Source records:
-- begin --

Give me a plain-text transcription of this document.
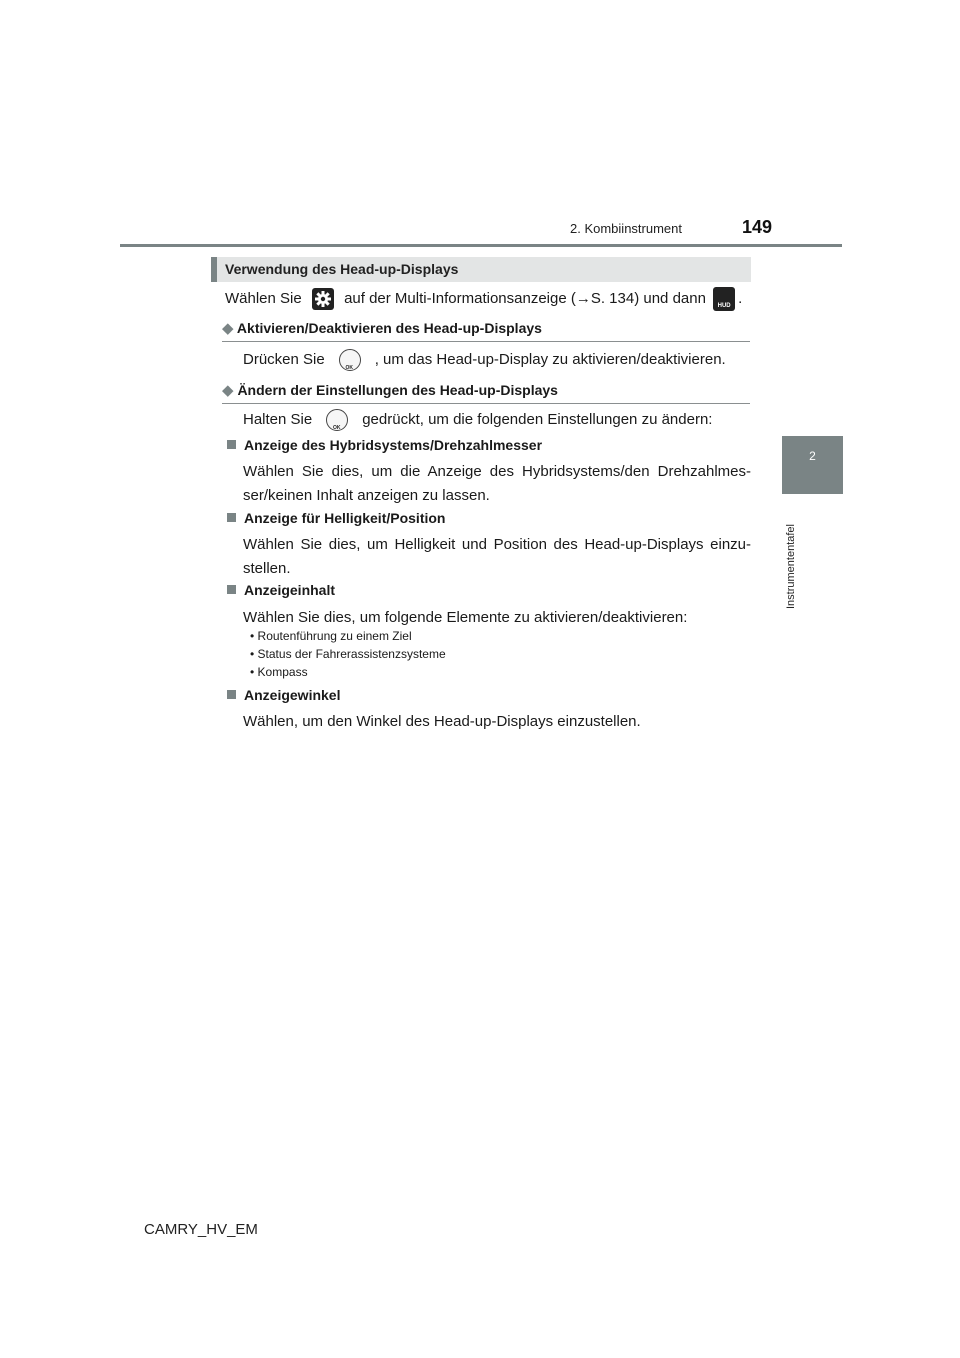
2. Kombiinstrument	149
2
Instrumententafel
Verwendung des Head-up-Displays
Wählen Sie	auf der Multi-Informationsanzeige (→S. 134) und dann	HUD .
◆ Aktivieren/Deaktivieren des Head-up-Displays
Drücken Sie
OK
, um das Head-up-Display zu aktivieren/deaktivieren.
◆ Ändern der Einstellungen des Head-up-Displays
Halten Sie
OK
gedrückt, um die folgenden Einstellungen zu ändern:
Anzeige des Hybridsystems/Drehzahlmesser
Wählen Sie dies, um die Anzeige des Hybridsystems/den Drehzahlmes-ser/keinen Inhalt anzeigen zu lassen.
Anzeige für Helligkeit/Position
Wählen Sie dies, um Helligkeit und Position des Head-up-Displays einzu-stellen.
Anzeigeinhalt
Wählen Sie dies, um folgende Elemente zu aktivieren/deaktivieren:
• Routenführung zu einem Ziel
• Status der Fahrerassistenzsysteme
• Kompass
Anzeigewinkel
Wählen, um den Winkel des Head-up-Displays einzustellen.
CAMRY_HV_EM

-- end --

> Do this
Excluding the pictures, restate the records above word for word.

> Exercise solution
Give me a plain-text transcription of this document.
2. Kombiinstrument	149
2
Instrumententafel
Verwendung des Head-up-Displays
Wählen Sie	auf der Multi-Informationsanzeige (→S. 134) und dann	HUD .
◆ Aktivieren/Deaktivieren des Head-up-Displays
Drücken Sie
OK
, um das Head-up-Display zu aktivieren/deaktivieren.
◆ Ändern der Einstellungen des Head-up-Displays
Halten Sie
OK
gedrückt, um die folgenden Einstellungen zu ändern:
Anzeige des Hybridsystems/Drehzahlmesser
Wählen Sie dies, um die Anzeige des Hybridsystems/den Drehzahlmes-ser/keinen Inhalt anzeigen zu lassen.
Anzeige für Helligkeit/Position
Wählen Sie dies, um Helligkeit und Position des Head-up-Displays einzu-stellen.
Anzeigeinhalt
Wählen Sie dies, um folgende Elemente zu aktivieren/deaktivieren:
• Routenführung zu einem Ziel
• Status der Fahrerassistenzsysteme
• Kompass
Anzeigewinkel
Wählen, um den Winkel des Head-up-Displays einzustellen.
CAMRY_HV_EM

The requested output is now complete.